# Direction:
Collect all lines containing the word "skal" from the data.

# Extracted records:
((

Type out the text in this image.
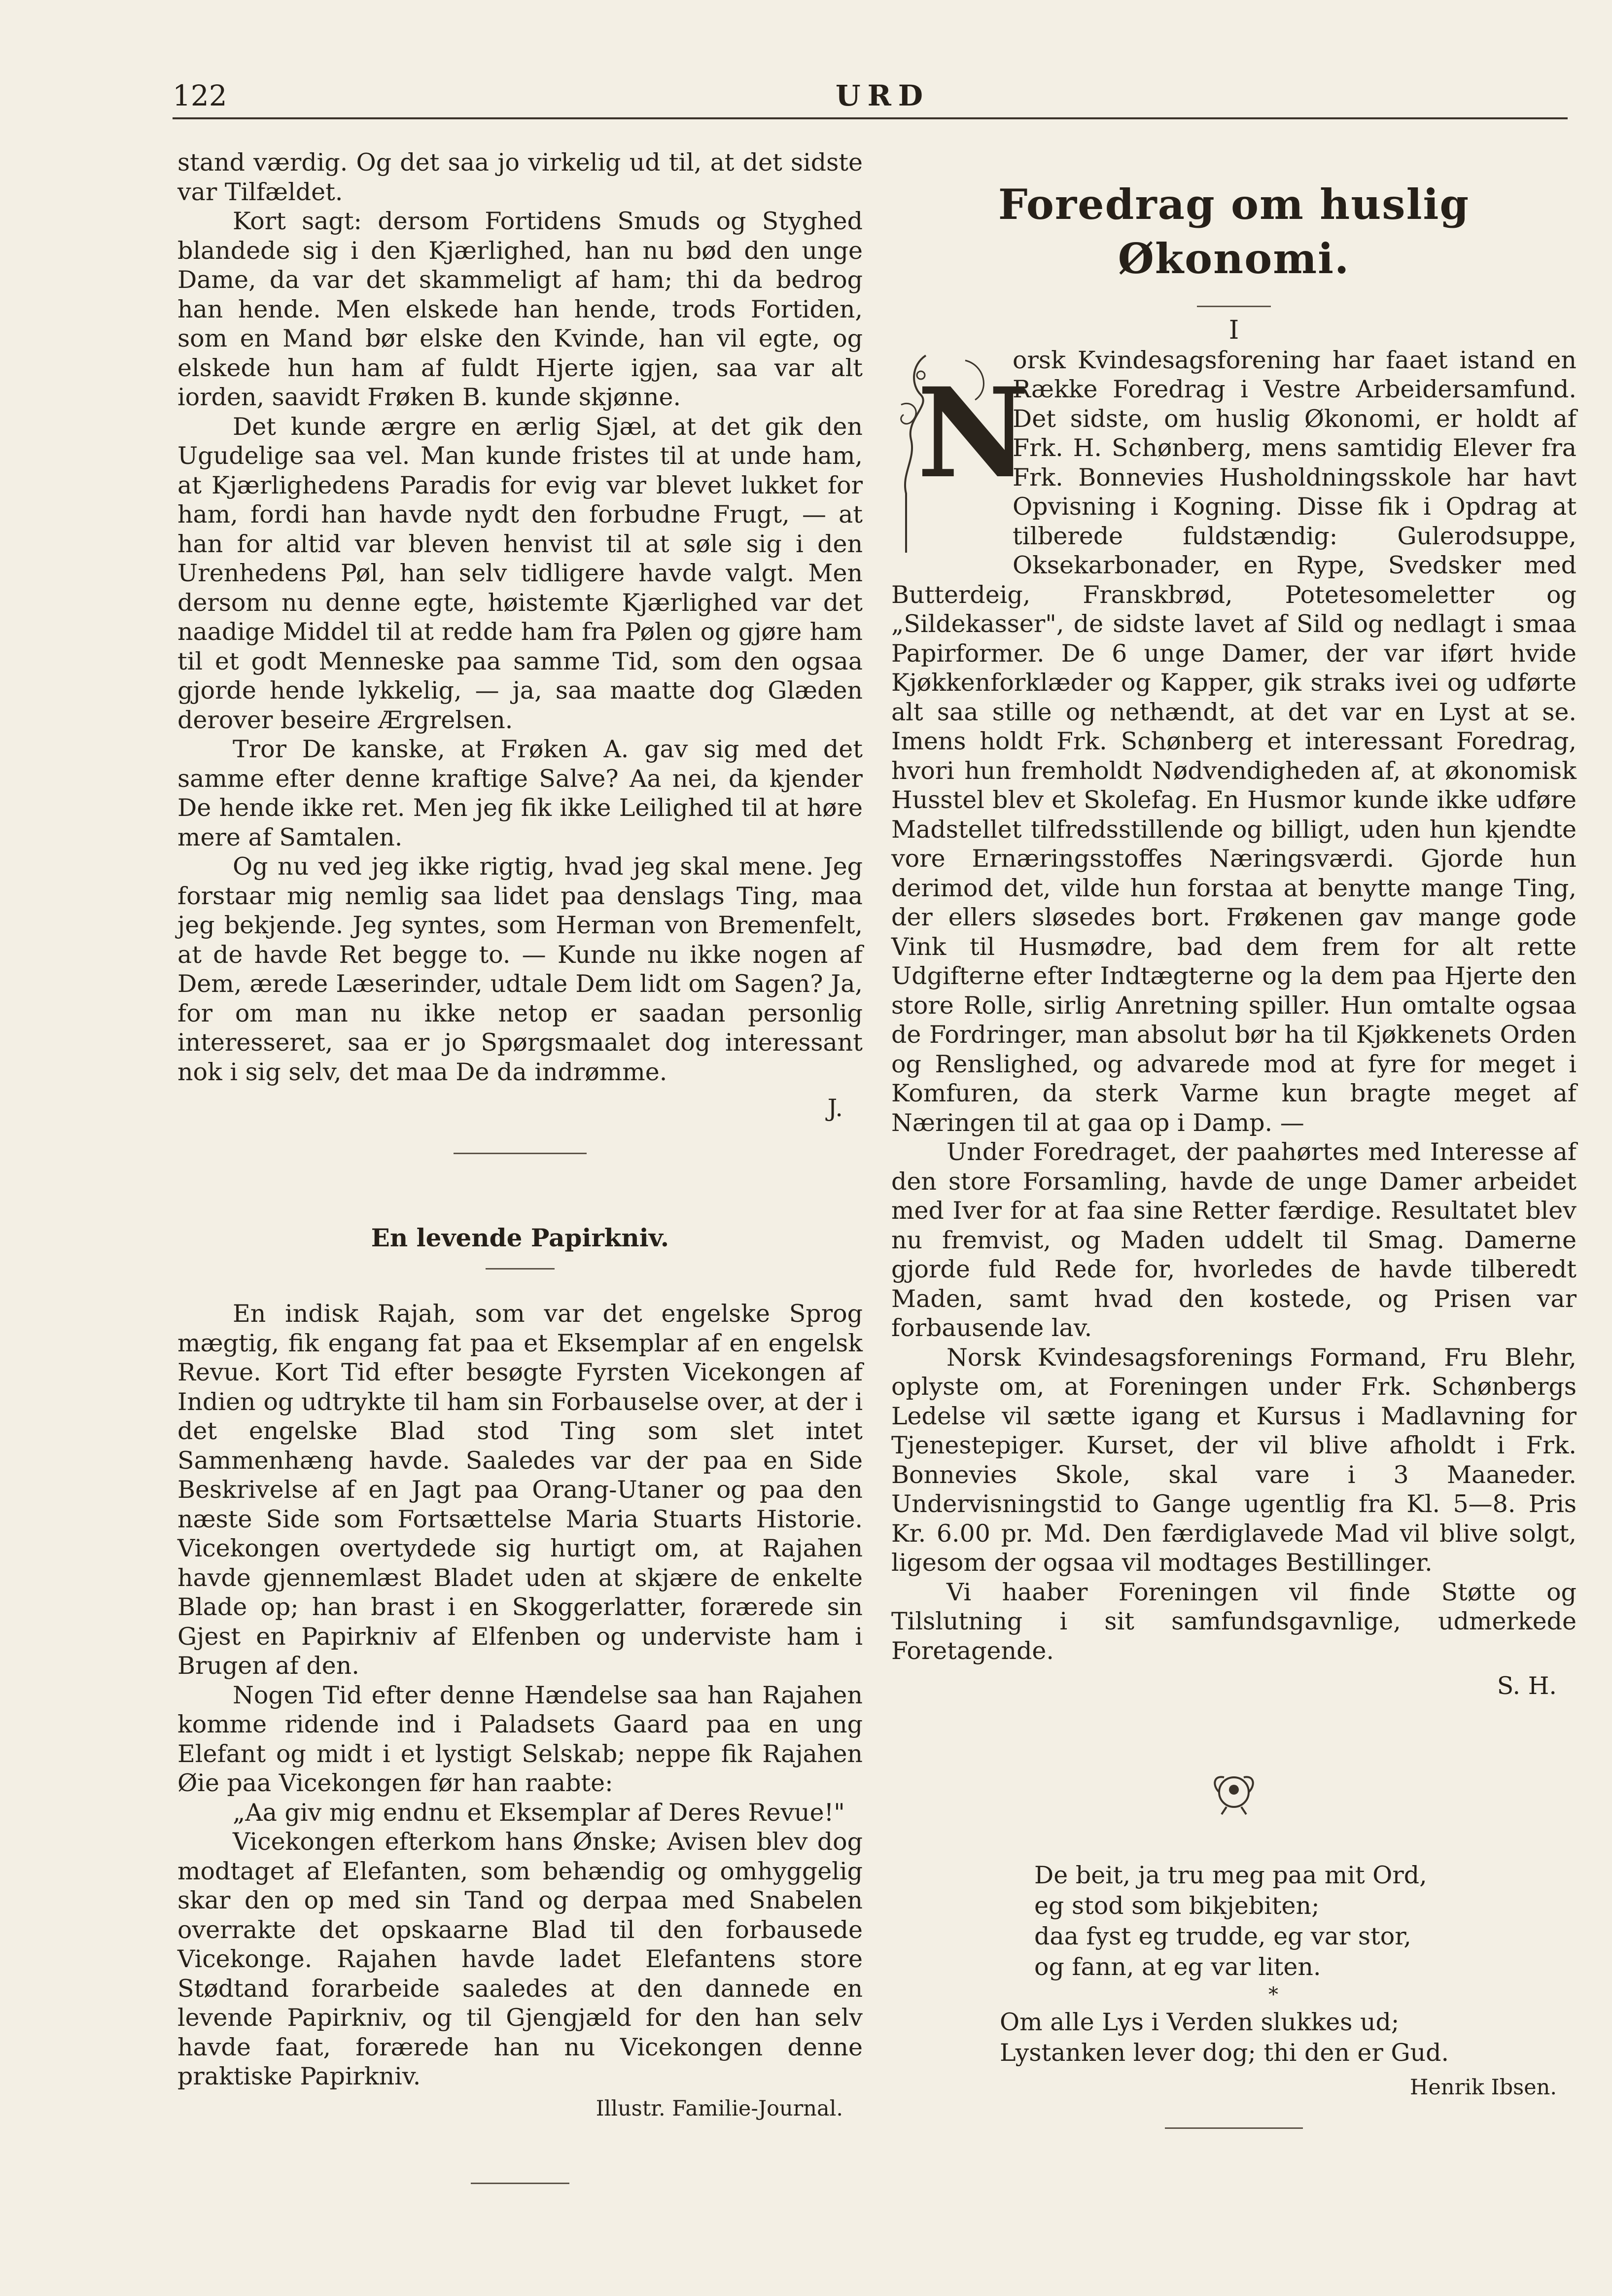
122	URD

stand værdig. Og det saa jo virkelig ud til, at det sidste var Tilfældet.

Kort sagt: dersom Fortidens Smuds og Styghed blandede sig i den Kjærlighed, han nu bød den unge Dame, da var det skammeligt af ham; thi da bedrog han hende. Men elskede han hende, trods Fortiden, som en Mand bør elske den Kvinde, han vil egte, og elskede hun ham af fuldt Hjerte igjen, saa var alt iorden, saavidt Frøken B. kunde skjønne.

Det kunde ærgre en ærlig Sjæl, at det gik den Ugudelige saa vel. Man kunde fristes til at unde ham, at Kjærlighedens Paradis for evig var blevet lukket for ham, fordi han havde nydt den forbudne Frugt, — at han for altid var bleven henvist til at søle sig i den Urenhedens Pøl, han selv tidligere havde valgt. Men dersom nu denne egte, høistemte Kjærlighed var det naadige Middel til at redde ham fra Pølen og gjøre ham til et godt Menneske paa samme Tid, som den ogsaa gjorde hende lykkelig, — ja, saa maatte dog Glæden derover beseire Ærgrelsen.

Tror De kanske, at Frøken A. gav sig med det samme efter denne kraftige Salve? Aa nei, da kjender De hende ikke ret. Men jeg fik ikke Leilighed til at høre mere af Samtalen.

Og nu ved jeg ikke rigtig, hvad jeg skal mene. Jeg forstaar mig nemlig saa lidet paa denslags Ting, maa jeg bekjende. Jeg syntes, som Herman von Bremenfelt, at de havde Ret begge to. — Kunde nu ikke nogen af Dem, ærede Læserinder, udtale Dem lidt om Sagen? Ja, for om man nu ikke netop er saadan personlig interesseret, saa er jo Spørgsmaalet dog interessant nok i sig selv, det maa De da indrømme.

J.

En levende Papirkniv.

En indisk Rajah, som var det engelske Sprog mægtig, fik engang fat paa et Eksemplar af en engelsk Revue. Kort Tid efter besøgte Fyrsten Vicekongen af Indien og udtrykte til ham sin Forbauselse over, at der i det engelske Blad stod Ting som slet intet Sammenhæng havde. Saaledes var der paa en Side Beskrivelse af en Jagt paa Orang-Utaner og paa den næste Side som Fortsættelse Maria Stuarts Historie. Vicekongen overtydede sig hurtigt om, at Rajahen havde gjennemlæst Bladet uden at skjære de enkelte Blade op; han brast i en Skoggerlatter, forærede sin Gjest en Papirkniv af Elfenben og underviste ham i Brugen af den.

Nogen Tid efter denne Hændelse saa han Rajahen komme ridende ind i Paladsets Gaard paa en ung Elefant og midt i et lystigt Selskab; neppe fik Rajahen Øie paa Vicekongen før han raabte:

„Aa giv mig endnu et Eksemplar af Deres Revue!"

Vicekongen efterkom hans Ønske; Avisen blev dog modtaget af Elefanten, som behændig og omhyggelig skar den op med sin Tand og derpaa med Snabelen overrakte det opskaarne Blad til den forbausede Vicekonge. Rajahen havde ladet Elefantens store Stødtand forarbeide saaledes at den dannede en levende Papirkniv, og til Gjengjæld for den han selv havde faat, forærede han nu Vicekongen denne praktiske Papirkniv.

Illustr. Familie-Journal.

Foredrag om huslig Økonomi.
I
N

orsk Kvindesagsforening har faaet istand en Række Foredrag i Vestre Arbeidersamfund. Det sidste, om huslig Økonomi, er holdt af Frk. H. Schønberg, mens samtidig Elever fra Frk. Bonnevies Husholdningsskole har havt Opvisning i Kogning. Disse fik i Opdrag at tilberede fuldstændig: Gulerodsuppe, Oksekarbonader, en Rype, Svedsker med Butterdeig, Franskbrød, Potetesomeletter og „Sildekasser", de sidste lavet af Sild og nedlagt i smaa Papirformer. De 6 unge Damer, der var iført hvide Kjøkkenforklæder og Kapper, gik straks ivei og udførte alt saa stille og nethændt, at det var en Lyst at se. Imens holdt Frk. Schønberg et interessant Foredrag, hvori hun fremholdt Nødvendigheden af, at økonomisk Husstel blev et Skolefag. En Husmor kunde ikke udføre Madstellet tilfredsstillende og billigt, uden hun kjendte vore Ernæringsstoffes Næringsværdi. Gjorde hun derimod det, vilde hun forstaa at benytte mange Ting, der ellers sløsedes bort. Frøkenen gav mange gode Vink til Husmødre, bad dem frem for alt rette Udgifterne efter Indtægterne og la dem paa Hjerte den store Rolle, sirlig Anretning spiller. Hun omtalte ogsaa de Fordringer, man absolut bør ha til Kjøkkenets Orden og Renslighed, og advarede mod at fyre for meget i Komfuren, da sterk Varme kun bragte meget af Næringen til at gaa op i Damp. —

Under Foredraget, der paahørtes med Interesse af den store Forsamling, havde de unge Damer arbeidet med Iver for at faa sine Retter færdige. Resultatet blev nu fremvist, og Maden uddelt til Smag. Damerne gjorde fuld Rede for, hvorledes de havde tilberedt Maden, samt hvad den kostede, og Prisen var forbausende lav.

Norsk Kvindesagsforenings Formand, Fru Blehr, oplyste om, at Foreningen under Frk. Schønbergs Ledelse vil sætte igang et Kursus i Madlavning for Tjenestepiger. Kurset, der vil blive afholdt i Frk. Bonnevies Skole, skal vare i 3 Maaneder. Undervisningstid to Gange ugentlig fra Kl. 5—8. Pris Kr. 6.00 pr. Md. Den færdiglavede Mad vil blive solgt, ligesom der ogsaa vil modtages Bestillinger.

Vi haaber Foreningen vil finde Støtte og Tilslutning i sit samfundsgavnlige, udmerkede Foretagende.

S. H.

De beit, ja tru meg paa mit Ord,
eg stod som bikjebiten;
daa fyst eg trudde, eg var stor,
og fann, at eg var liten.
*
Om alle Lys i Verden slukkes ud;
Lystanken lever dog; thi den er Gud.

Henrik Ibsen.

))

# Response below:
Og nu ved jeg ikke rigtig, hvad jeg skal mene. Jeg forstaar mig nemlig saa lidet paa denslags Ting, maa jeg bekjende. Jeg syntes, som Herman von Bremenfelt, at de havde Ret begge to. — Kunde nu ikke nogen af Dem, ærede Læserinder, udtale Dem lidt om Sagen? Ja, for om man nu ikke netop er saadan personlig interesseret, saa er jo Spørgsmaalet dog interessant nok i sig selv, det maa De da indrømme.
Norsk Kvindesagsforenings Formand, Fru Blehr, oplyste om, at Foreningen under Frk. Schønbergs Ledelse vil sætte igang et Kursus i Madlavning for Tjenestepiger. Kurset, der vil blive afholdt i Frk. Bonnevies Skole, skal vare i 3 Maaneder. Undervisningstid to Gange ugentlig fra Kl. 5—8. Pris Kr. 6.00 pr. Md. Den færdiglavede Mad vil blive solgt, ligesom der ogsaa vil modtages Bestillinger.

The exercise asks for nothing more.